**GIVEN TASK:** Output the records exactly as they appear, with no pictures included.
***** PROVIDED ENTRIES *****
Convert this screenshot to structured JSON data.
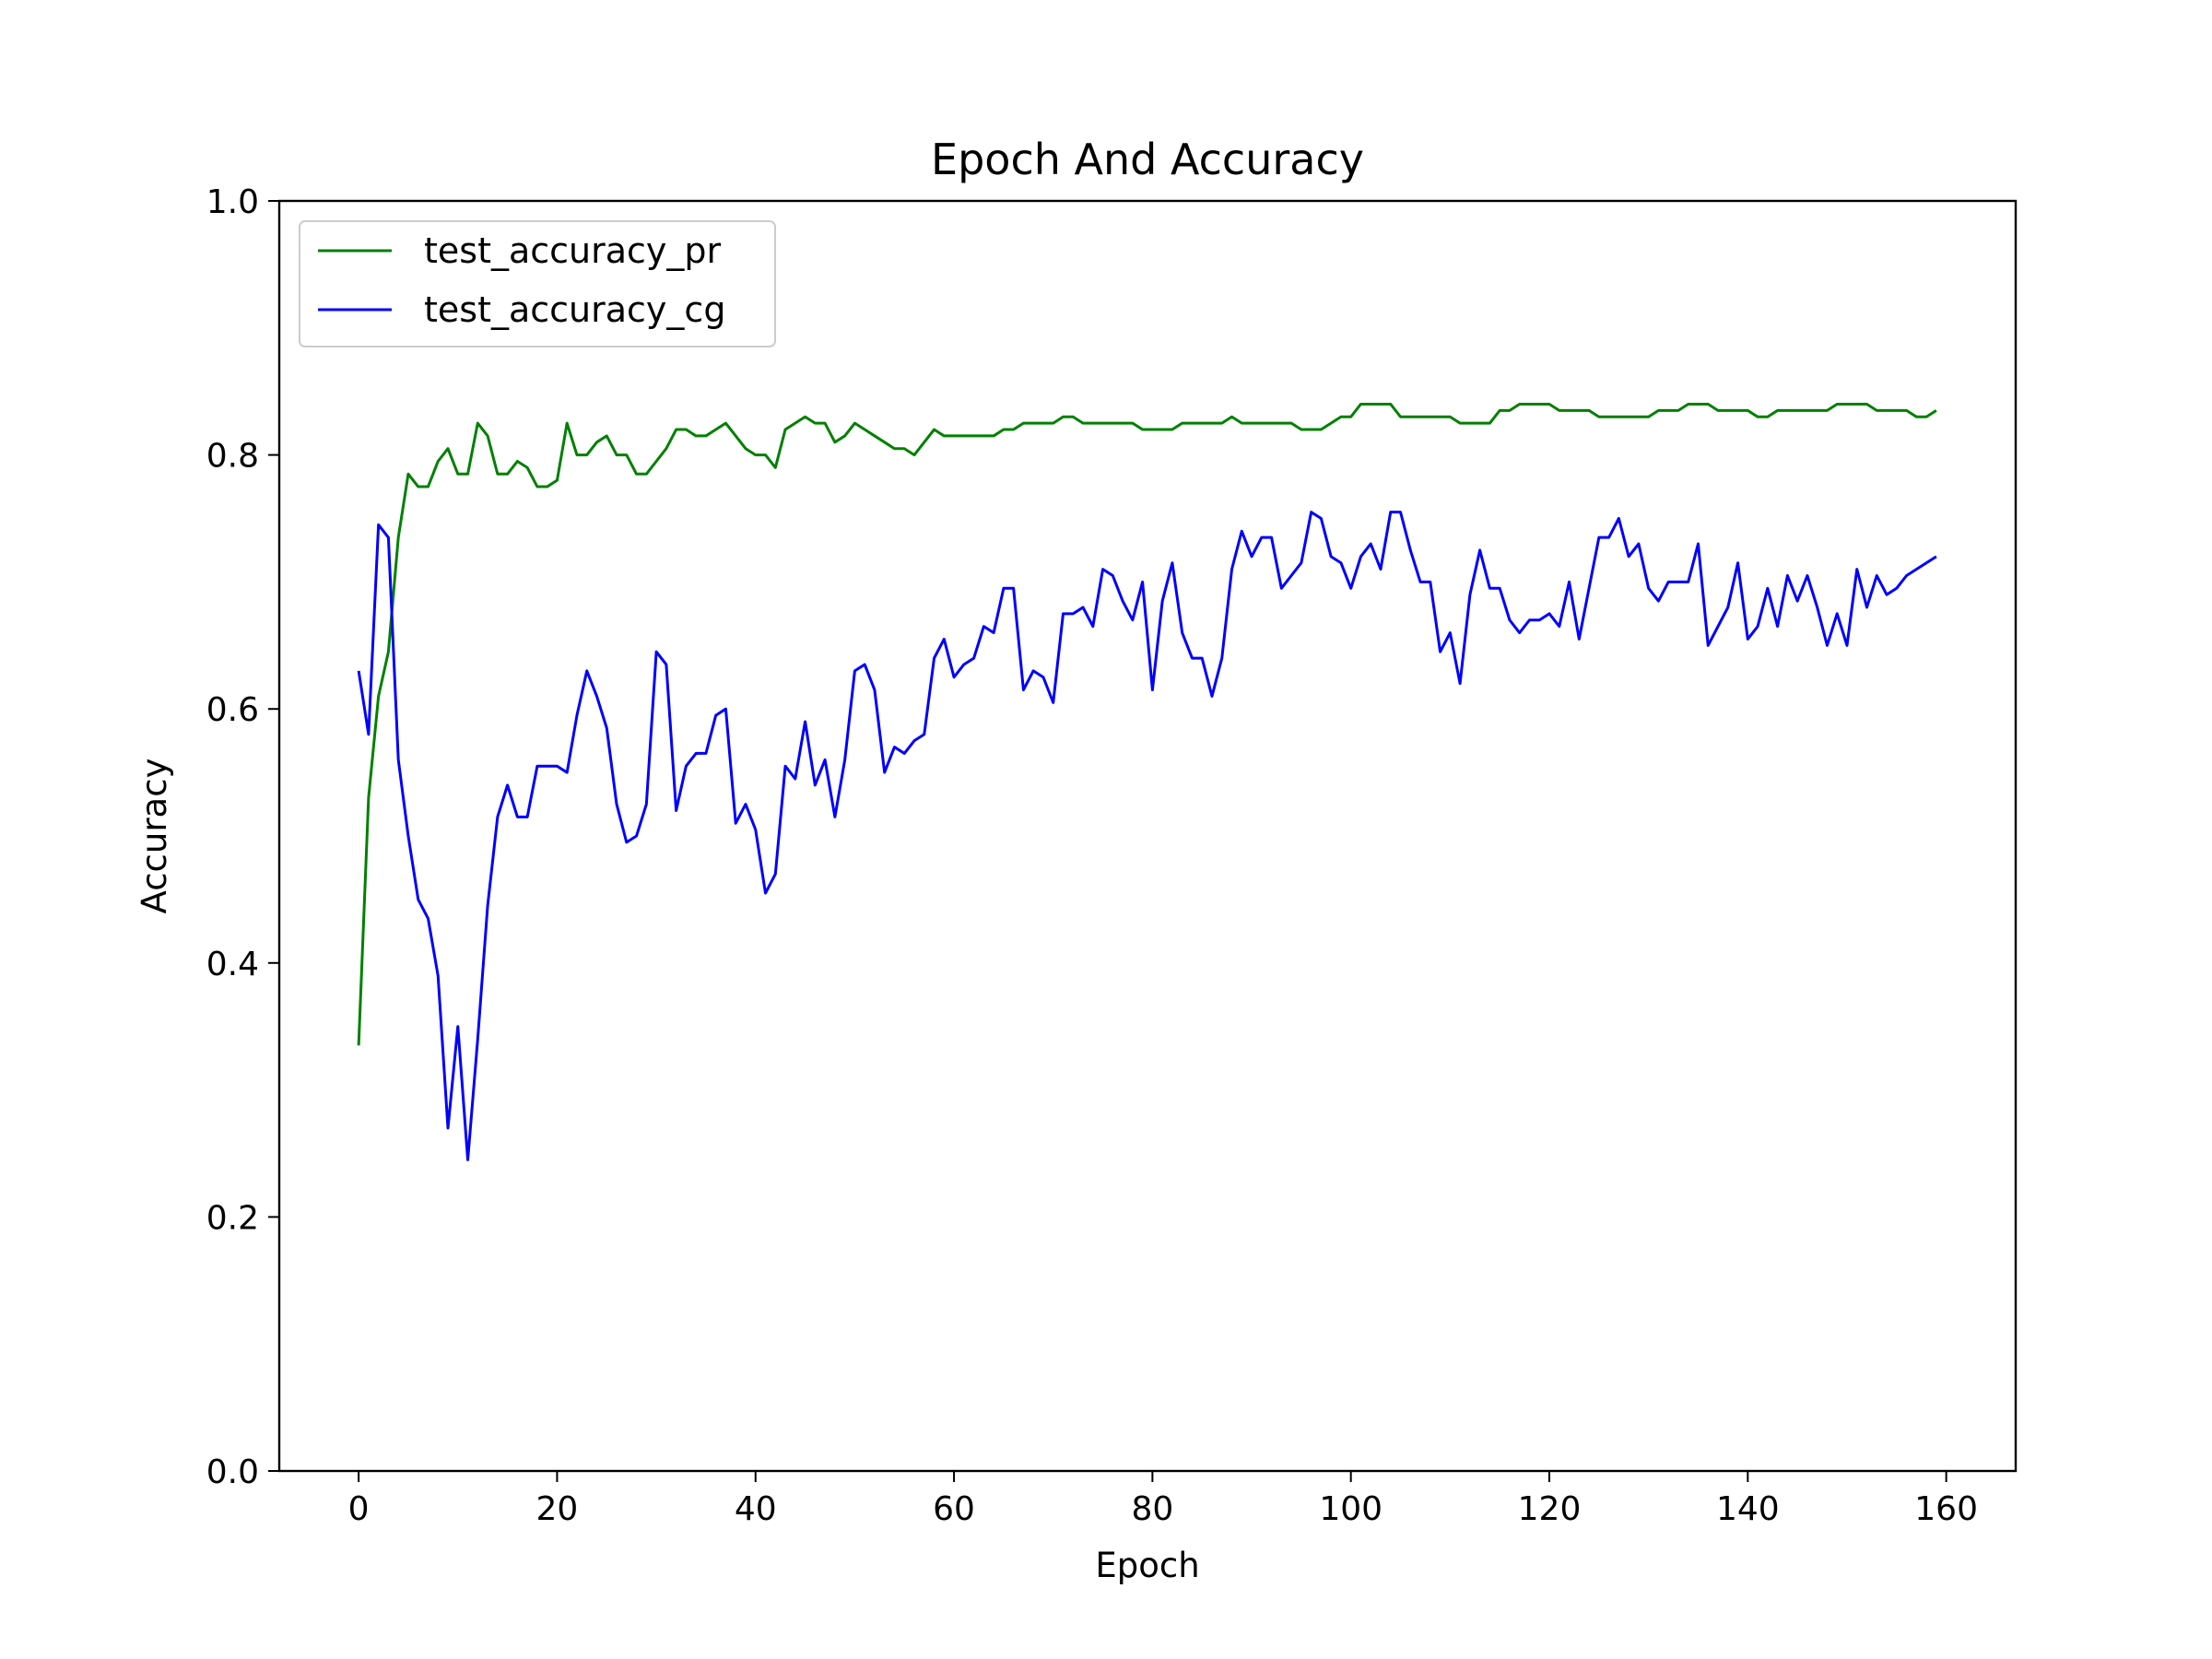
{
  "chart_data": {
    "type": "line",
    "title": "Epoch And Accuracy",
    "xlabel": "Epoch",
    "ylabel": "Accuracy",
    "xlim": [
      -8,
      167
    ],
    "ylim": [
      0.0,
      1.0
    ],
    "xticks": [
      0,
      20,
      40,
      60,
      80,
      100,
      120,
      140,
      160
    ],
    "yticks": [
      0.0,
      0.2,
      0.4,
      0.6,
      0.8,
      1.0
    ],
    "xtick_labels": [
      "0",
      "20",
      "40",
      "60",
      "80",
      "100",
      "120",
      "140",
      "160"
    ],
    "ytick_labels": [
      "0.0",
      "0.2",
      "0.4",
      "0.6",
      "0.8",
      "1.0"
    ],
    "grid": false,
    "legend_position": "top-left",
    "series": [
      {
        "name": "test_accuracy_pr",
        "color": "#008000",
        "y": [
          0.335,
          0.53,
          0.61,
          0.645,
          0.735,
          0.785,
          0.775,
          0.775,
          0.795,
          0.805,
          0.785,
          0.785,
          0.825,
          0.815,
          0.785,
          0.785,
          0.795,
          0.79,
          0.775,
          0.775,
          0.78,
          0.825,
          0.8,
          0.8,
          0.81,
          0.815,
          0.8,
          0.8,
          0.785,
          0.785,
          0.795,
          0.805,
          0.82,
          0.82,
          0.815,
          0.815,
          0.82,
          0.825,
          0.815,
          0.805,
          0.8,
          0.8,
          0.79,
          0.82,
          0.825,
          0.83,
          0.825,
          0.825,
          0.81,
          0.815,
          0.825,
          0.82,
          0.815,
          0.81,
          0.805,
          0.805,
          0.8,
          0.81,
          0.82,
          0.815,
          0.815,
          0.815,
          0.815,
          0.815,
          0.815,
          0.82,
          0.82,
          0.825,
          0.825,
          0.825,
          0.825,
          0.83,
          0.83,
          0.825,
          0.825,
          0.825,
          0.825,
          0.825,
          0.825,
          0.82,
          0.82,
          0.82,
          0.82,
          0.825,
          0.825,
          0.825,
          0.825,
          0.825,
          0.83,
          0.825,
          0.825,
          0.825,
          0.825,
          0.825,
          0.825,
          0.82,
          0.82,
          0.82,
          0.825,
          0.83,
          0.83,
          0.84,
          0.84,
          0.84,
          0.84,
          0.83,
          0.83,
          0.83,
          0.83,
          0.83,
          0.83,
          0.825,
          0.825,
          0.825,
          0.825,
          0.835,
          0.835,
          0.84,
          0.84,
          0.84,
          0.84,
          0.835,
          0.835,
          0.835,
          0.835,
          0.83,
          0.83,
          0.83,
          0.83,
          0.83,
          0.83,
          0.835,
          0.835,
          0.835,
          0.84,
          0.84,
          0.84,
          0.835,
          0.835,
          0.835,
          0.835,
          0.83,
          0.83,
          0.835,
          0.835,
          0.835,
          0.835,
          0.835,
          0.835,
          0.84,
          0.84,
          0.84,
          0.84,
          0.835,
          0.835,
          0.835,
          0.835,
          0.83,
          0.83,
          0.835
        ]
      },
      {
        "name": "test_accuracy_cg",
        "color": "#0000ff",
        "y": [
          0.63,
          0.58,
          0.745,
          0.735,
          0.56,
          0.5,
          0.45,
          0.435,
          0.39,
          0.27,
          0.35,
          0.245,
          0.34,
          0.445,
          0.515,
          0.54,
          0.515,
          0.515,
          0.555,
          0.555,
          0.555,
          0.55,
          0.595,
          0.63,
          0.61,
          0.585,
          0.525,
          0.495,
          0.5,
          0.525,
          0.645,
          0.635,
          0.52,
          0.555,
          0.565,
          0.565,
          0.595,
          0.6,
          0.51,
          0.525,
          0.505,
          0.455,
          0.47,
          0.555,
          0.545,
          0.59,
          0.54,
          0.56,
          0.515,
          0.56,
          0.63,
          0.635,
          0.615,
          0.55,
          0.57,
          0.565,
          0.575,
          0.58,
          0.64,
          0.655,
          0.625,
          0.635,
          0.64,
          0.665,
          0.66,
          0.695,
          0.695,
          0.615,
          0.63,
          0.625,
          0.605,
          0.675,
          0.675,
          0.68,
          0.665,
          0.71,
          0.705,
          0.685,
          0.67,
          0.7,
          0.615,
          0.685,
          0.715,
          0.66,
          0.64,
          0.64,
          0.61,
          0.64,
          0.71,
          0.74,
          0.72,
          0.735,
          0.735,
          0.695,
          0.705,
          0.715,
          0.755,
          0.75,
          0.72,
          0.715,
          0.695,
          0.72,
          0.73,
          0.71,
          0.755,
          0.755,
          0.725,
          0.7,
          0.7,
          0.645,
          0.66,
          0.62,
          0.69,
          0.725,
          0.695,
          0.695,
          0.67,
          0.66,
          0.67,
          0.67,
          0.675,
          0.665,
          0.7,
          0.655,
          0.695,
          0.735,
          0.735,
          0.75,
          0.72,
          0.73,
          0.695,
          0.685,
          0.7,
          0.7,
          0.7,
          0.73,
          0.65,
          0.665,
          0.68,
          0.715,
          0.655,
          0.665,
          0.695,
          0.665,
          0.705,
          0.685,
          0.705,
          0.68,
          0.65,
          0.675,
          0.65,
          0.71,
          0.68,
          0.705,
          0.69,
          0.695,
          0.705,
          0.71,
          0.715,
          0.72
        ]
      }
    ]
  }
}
*****
**RESPONSE:**
Convert this screenshot to structured JSON data.
{
  "chart_data": {
    "type": "line",
    "title": "Epoch And Accuracy",
    "xlabel": "Epoch",
    "ylabel": "Accuracy",
    "xlim": [
      -8,
      167
    ],
    "ylim": [
      0.0,
      1.0
    ],
    "xticks": [
      0,
      20,
      40,
      60,
      80,
      100,
      120,
      140,
      160
    ],
    "yticks": [
      0.0,
      0.2,
      0.4,
      0.6,
      0.8,
      1.0
    ],
    "xtick_labels": [
      "0",
      "20",
      "40",
      "60",
      "80",
      "100",
      "120",
      "140",
      "160"
    ],
    "ytick_labels": [
      "0.0",
      "0.2",
      "0.4",
      "0.6",
      "0.8",
      "1.0"
    ],
    "grid": false,
    "legend_position": "top-left",
    "series": [
      {
        "name": "test_accuracy_pr",
        "color": "#008000",
        "y": [
          0.335,
          0.53,
          0.61,
          0.645,
          0.735,
          0.785,
          0.775,
          0.775,
          0.795,
          0.805,
          0.785,
          0.785,
          0.825,
          0.815,
          0.785,
          0.785,
          0.795,
          0.79,
          0.775,
          0.775,
          0.78,
          0.825,
          0.8,
          0.8,
          0.81,
          0.815,
          0.8,
          0.8,
          0.785,
          0.785,
          0.795,
          0.805,
          0.82,
          0.82,
          0.815,
          0.815,
          0.82,
          0.825,
          0.815,
          0.805,
          0.8,
          0.8,
          0.79,
          0.82,
          0.825,
          0.83,
          0.825,
          0.825,
          0.81,
          0.815,
          0.825,
          0.82,
          0.815,
          0.81,
          0.805,
          0.805,
          0.8,
          0.81,
          0.82,
          0.815,
          0.815,
          0.815,
          0.815,
          0.815,
          0.815,
          0.82,
          0.82,
          0.825,
          0.825,
          0.825,
          0.825,
          0.83,
          0.83,
          0.825,
          0.825,
          0.825,
          0.825,
          0.825,
          0.825,
          0.82,
          0.82,
          0.82,
          0.82,
          0.825,
          0.825,
          0.825,
          0.825,
          0.825,
          0.83,
          0.825,
          0.825,
          0.825,
          0.825,
          0.825,
          0.825,
          0.82,
          0.82,
          0.82,
          0.825,
          0.83,
          0.83,
          0.84,
          0.84,
          0.84,
          0.84,
          0.83,
          0.83,
          0.83,
          0.83,
          0.83,
          0.83,
          0.825,
          0.825,
          0.825,
          0.825,
          0.835,
          0.835,
          0.84,
          0.84,
          0.84,
          0.84,
          0.835,
          0.835,
          0.835,
          0.835,
          0.83,
          0.83,
          0.83,
          0.83,
          0.83,
          0.83,
          0.835,
          0.835,
          0.835,
          0.84,
          0.84,
          0.84,
          0.835,
          0.835,
          0.835,
          0.835,
          0.83,
          0.83,
          0.835,
          0.835,
          0.835,
          0.835,
          0.835,
          0.835,
          0.84,
          0.84,
          0.84,
          0.84,
          0.835,
          0.835,
          0.835,
          0.835,
          0.83,
          0.83,
          0.835
        ]
      },
      {
        "name": "test_accuracy_cg",
        "color": "#0000ff",
        "y": [
          0.63,
          0.58,
          0.745,
          0.735,
          0.56,
          0.5,
          0.45,
          0.435,
          0.39,
          0.27,
          0.35,
          0.245,
          0.34,
          0.445,
          0.515,
          0.54,
          0.515,
          0.515,
          0.555,
          0.555,
          0.555,
          0.55,
          0.595,
          0.63,
          0.61,
          0.585,
          0.525,
          0.495,
          0.5,
          0.525,
          0.645,
          0.635,
          0.52,
          0.555,
          0.565,
          0.565,
          0.595,
          0.6,
          0.51,
          0.525,
          0.505,
          0.455,
          0.47,
          0.555,
          0.545,
          0.59,
          0.54,
          0.56,
          0.515,
          0.56,
          0.63,
          0.635,
          0.615,
          0.55,
          0.57,
          0.565,
          0.575,
          0.58,
          0.64,
          0.655,
          0.625,
          0.635,
          0.64,
          0.665,
          0.66,
          0.695,
          0.695,
          0.615,
          0.63,
          0.625,
          0.605,
          0.675,
          0.675,
          0.68,
          0.665,
          0.71,
          0.705,
          0.685,
          0.67,
          0.7,
          0.615,
          0.685,
          0.715,
          0.66,
          0.64,
          0.64,
          0.61,
          0.64,
          0.71,
          0.74,
          0.72,
          0.735,
          0.735,
          0.695,
          0.705,
          0.715,
          0.755,
          0.75,
          0.72,
          0.715,
          0.695,
          0.72,
          0.73,
          0.71,
          0.755,
          0.755,
          0.725,
          0.7,
          0.7,
          0.645,
          0.66,
          0.62,
          0.69,
          0.725,
          0.695,
          0.695,
          0.67,
          0.66,
          0.67,
          0.67,
          0.675,
          0.665,
          0.7,
          0.655,
          0.695,
          0.735,
          0.735,
          0.75,
          0.72,
          0.73,
          0.695,
          0.685,
          0.7,
          0.7,
          0.7,
          0.73,
          0.65,
          0.665,
          0.68,
          0.715,
          0.655,
          0.665,
          0.695,
          0.665,
          0.705,
          0.685,
          0.705,
          0.68,
          0.65,
          0.675,
          0.65,
          0.71,
          0.68,
          0.705,
          0.69,
          0.695,
          0.705,
          0.71,
          0.715,
          0.72
        ]
      }
    ]
  }
}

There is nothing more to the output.